PROBLEM TO WORK ON:
From the entries that follow, pick out all lines holding "active".

DATA:
-=-=-

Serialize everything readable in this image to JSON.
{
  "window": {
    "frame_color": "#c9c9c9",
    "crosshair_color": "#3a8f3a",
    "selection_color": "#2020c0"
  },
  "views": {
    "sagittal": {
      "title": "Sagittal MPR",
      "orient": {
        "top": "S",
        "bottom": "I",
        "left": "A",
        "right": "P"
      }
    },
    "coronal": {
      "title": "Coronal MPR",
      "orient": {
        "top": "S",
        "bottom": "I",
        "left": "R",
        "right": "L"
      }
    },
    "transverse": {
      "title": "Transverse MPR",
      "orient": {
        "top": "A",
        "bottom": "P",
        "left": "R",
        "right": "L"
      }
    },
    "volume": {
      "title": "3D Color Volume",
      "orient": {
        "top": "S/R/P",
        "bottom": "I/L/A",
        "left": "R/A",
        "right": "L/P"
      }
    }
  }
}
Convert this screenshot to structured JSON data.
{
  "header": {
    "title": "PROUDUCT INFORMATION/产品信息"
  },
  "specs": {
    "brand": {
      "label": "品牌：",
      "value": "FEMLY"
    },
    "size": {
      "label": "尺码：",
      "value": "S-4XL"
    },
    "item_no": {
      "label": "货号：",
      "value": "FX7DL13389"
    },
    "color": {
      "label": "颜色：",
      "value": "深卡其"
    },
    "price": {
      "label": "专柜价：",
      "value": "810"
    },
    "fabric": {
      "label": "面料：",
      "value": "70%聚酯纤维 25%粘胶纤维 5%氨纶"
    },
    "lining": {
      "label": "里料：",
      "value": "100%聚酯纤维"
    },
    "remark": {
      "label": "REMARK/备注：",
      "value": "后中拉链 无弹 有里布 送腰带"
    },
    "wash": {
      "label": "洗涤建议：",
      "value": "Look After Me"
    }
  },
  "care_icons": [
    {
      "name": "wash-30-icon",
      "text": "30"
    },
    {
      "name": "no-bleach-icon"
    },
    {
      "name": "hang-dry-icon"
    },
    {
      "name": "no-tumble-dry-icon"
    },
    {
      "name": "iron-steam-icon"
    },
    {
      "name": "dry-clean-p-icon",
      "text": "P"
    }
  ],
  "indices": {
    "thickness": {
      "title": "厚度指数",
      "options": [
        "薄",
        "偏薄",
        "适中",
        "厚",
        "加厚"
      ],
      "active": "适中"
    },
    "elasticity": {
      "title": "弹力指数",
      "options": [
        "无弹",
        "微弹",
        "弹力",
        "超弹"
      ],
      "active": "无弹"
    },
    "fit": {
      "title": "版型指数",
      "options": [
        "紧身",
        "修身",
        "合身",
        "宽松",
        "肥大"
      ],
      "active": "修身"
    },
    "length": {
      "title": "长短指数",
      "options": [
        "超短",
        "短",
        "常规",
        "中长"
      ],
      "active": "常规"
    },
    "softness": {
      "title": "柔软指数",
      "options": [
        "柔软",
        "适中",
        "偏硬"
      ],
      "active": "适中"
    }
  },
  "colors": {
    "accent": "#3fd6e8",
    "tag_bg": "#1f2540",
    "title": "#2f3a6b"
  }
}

-=-=-

THE OUTPUT:
      "active": "适中"
      "active": "无弹"
      "active": "修身"
      "active": "常规"
      "active": "适中"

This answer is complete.